Dataset entries
>>

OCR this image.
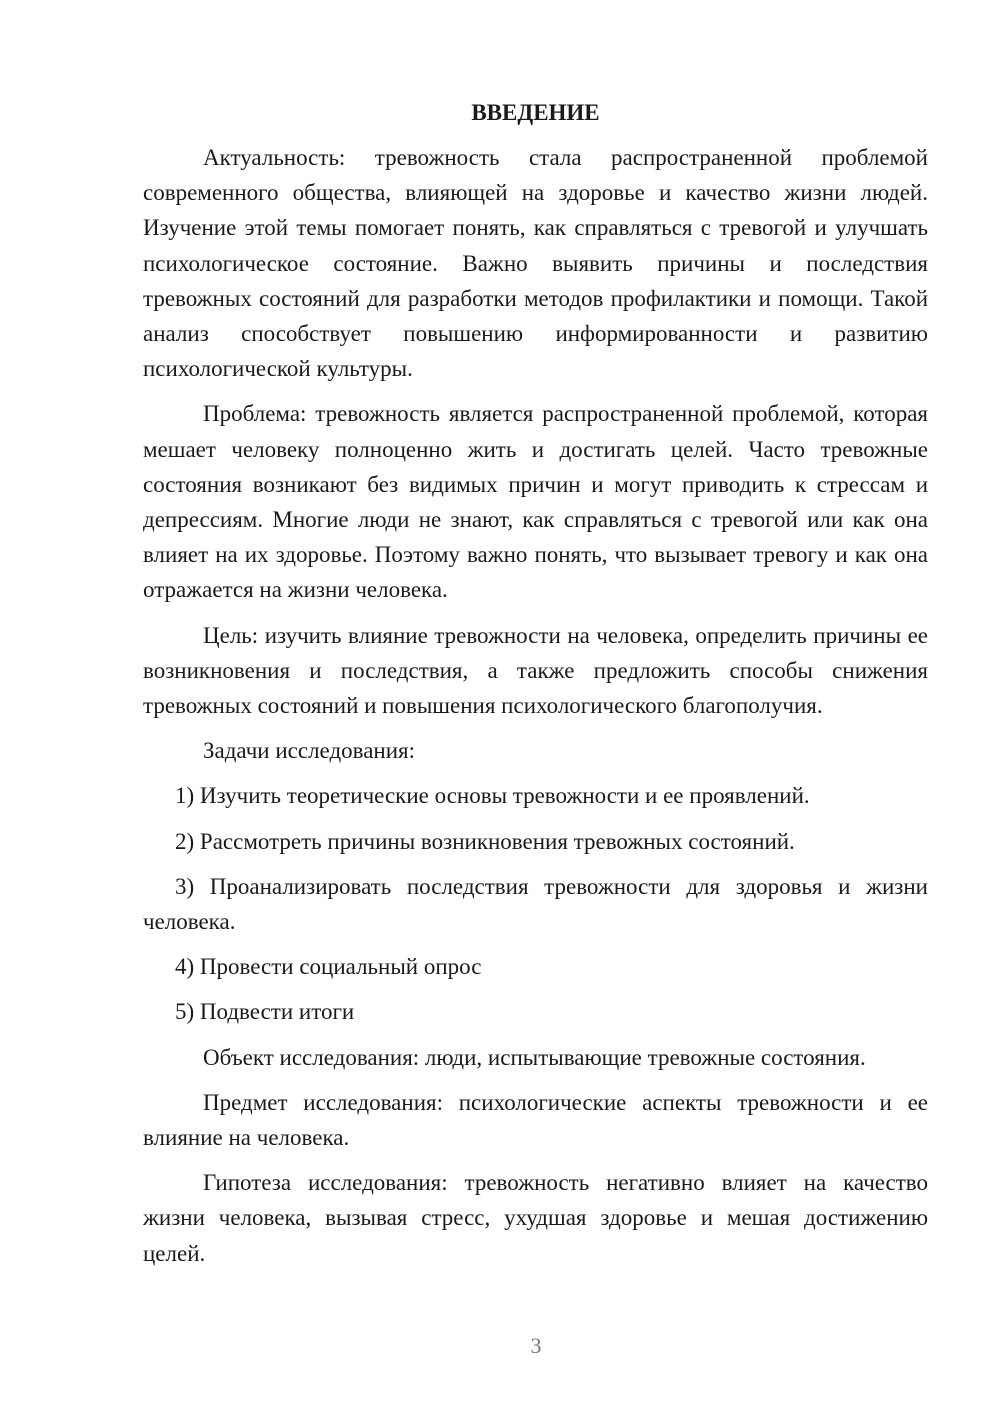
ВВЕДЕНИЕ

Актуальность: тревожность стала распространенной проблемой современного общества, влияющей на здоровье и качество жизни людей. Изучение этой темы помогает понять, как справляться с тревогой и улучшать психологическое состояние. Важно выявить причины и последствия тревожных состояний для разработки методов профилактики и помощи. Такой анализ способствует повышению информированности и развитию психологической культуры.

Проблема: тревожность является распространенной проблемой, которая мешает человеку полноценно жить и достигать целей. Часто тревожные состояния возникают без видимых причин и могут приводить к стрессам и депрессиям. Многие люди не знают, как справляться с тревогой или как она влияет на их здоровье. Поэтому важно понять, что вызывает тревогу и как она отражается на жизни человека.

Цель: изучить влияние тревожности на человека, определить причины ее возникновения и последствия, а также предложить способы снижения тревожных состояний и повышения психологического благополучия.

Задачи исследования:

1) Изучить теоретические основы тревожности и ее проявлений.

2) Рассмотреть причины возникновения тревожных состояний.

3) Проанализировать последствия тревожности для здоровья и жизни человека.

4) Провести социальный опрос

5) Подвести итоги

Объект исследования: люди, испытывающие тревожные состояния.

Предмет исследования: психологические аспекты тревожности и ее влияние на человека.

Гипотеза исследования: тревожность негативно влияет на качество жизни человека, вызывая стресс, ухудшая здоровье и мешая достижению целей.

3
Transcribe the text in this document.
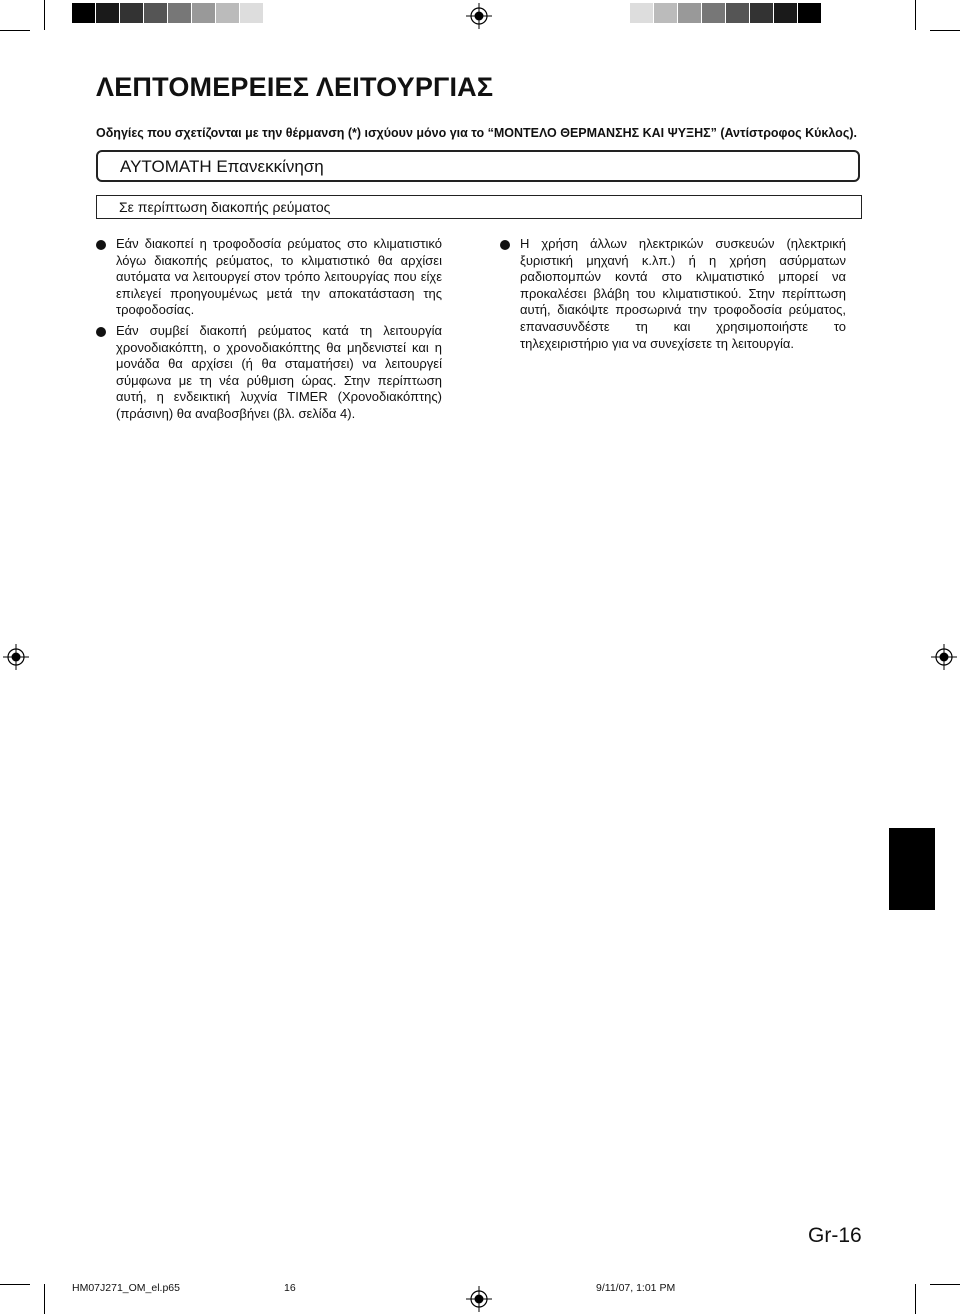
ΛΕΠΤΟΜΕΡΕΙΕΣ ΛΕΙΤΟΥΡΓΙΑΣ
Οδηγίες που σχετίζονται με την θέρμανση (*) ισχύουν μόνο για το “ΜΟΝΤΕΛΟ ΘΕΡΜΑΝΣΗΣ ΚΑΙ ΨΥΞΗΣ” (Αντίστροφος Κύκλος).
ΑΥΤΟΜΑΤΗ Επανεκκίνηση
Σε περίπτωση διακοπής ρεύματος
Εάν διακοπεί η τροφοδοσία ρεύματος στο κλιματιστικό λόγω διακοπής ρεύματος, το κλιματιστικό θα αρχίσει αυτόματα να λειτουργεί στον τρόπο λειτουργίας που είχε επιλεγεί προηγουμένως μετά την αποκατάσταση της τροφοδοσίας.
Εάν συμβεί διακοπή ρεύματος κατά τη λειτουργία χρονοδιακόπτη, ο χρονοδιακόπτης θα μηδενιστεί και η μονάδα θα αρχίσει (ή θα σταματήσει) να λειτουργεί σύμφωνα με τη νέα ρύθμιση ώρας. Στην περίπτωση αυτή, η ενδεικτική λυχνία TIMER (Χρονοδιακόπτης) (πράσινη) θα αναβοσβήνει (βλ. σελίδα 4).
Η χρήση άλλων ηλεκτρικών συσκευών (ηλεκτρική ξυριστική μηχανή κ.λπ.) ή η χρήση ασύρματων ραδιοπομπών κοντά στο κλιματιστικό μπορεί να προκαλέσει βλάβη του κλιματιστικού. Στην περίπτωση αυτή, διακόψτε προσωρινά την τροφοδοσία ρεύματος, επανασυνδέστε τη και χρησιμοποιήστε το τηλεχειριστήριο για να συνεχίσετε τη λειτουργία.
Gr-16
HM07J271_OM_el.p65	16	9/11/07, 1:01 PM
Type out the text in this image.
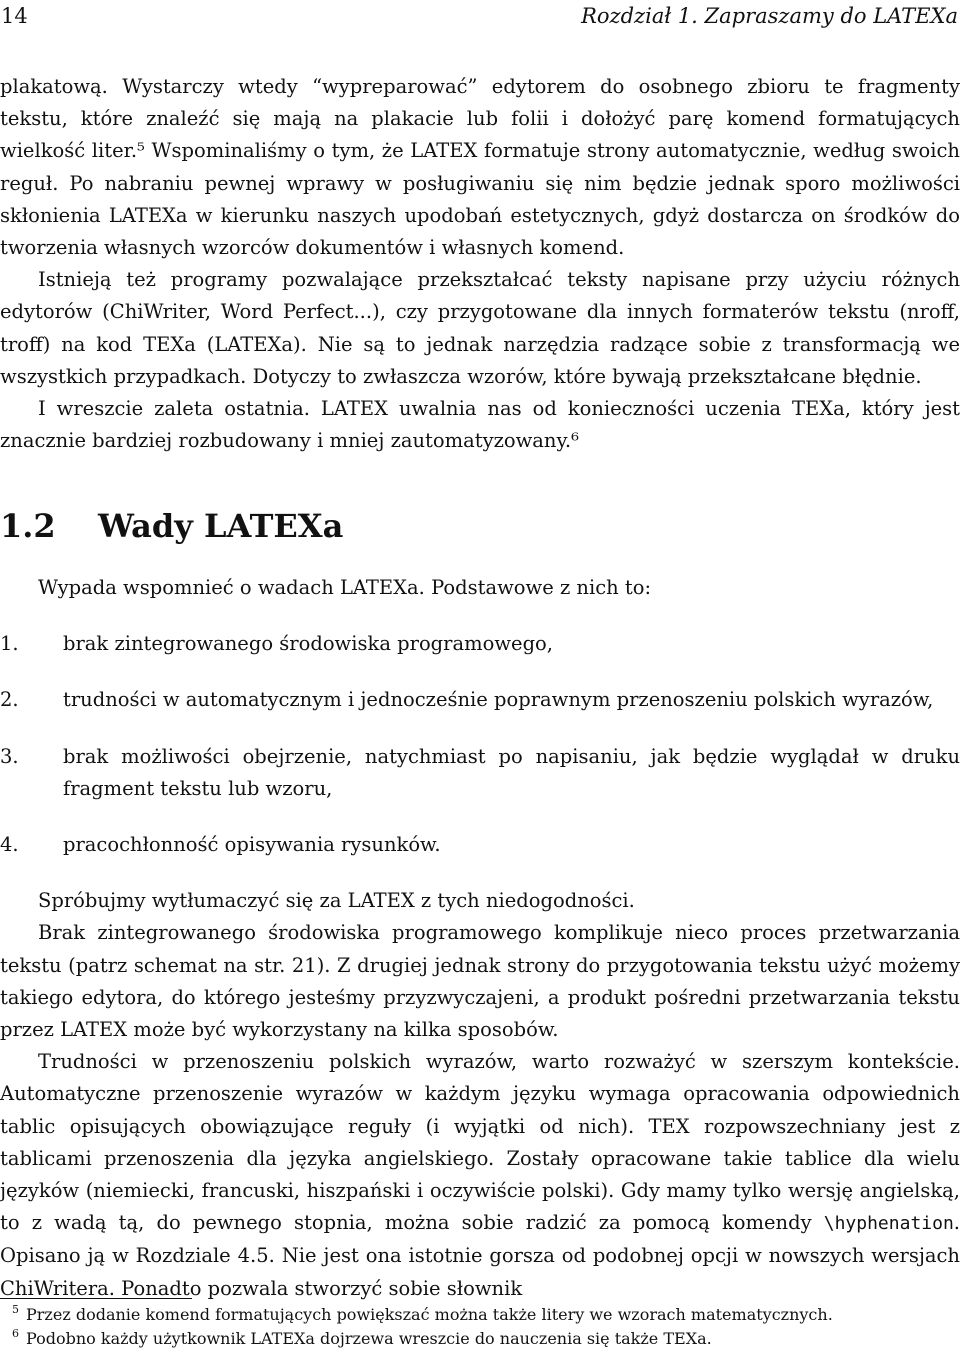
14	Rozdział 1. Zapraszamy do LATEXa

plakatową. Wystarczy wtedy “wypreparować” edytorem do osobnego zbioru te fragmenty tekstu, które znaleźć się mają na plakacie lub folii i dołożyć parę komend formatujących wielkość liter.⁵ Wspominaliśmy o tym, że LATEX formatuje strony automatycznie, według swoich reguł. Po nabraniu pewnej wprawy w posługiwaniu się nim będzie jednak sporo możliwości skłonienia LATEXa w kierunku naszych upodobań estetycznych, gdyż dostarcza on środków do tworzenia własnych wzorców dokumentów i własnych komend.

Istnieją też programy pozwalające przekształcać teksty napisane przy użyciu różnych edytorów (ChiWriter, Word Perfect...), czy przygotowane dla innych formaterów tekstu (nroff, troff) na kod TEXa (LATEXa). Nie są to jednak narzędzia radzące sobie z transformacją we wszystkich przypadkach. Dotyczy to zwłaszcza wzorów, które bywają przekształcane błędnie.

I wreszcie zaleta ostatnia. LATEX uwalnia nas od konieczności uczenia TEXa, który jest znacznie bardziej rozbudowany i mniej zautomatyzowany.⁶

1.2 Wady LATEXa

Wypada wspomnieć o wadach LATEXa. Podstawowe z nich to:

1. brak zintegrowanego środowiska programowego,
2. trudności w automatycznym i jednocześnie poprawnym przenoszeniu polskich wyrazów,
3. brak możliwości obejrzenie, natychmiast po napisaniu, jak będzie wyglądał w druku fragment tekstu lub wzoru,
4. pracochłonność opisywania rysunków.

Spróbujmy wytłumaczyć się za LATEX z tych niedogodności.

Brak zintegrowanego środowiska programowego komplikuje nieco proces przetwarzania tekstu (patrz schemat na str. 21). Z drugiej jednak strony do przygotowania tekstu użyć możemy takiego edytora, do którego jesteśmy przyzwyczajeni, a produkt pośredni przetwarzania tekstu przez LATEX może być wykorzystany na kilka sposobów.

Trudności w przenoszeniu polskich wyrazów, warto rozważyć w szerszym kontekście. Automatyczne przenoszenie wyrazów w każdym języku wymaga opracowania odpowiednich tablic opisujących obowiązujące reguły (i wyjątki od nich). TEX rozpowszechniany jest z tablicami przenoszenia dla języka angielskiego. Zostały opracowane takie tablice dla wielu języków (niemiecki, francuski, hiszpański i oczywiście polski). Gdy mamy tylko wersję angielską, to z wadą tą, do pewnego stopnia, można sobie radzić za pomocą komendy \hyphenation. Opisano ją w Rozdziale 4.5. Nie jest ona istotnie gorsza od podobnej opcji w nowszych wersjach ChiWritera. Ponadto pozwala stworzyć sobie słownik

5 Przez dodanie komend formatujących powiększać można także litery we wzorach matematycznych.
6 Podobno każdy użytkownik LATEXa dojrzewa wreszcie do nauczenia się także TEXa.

<<

▶ **REQUIREMENTS**
Using the records above, gather all lines where the string "wreszcie" is present.

▶ **ANSWER TO THIS EXERCISE**
I wreszcie zaleta ostatnia. LATEX uwalnia nas od konieczności uczenia TEXa, który jest znacznie bardziej rozbudowany i mniej zautomatyzowany.⁶
6 Podobno każdy użytkownik LATEXa dojrzewa wreszcie do nauczenia się także TEXa.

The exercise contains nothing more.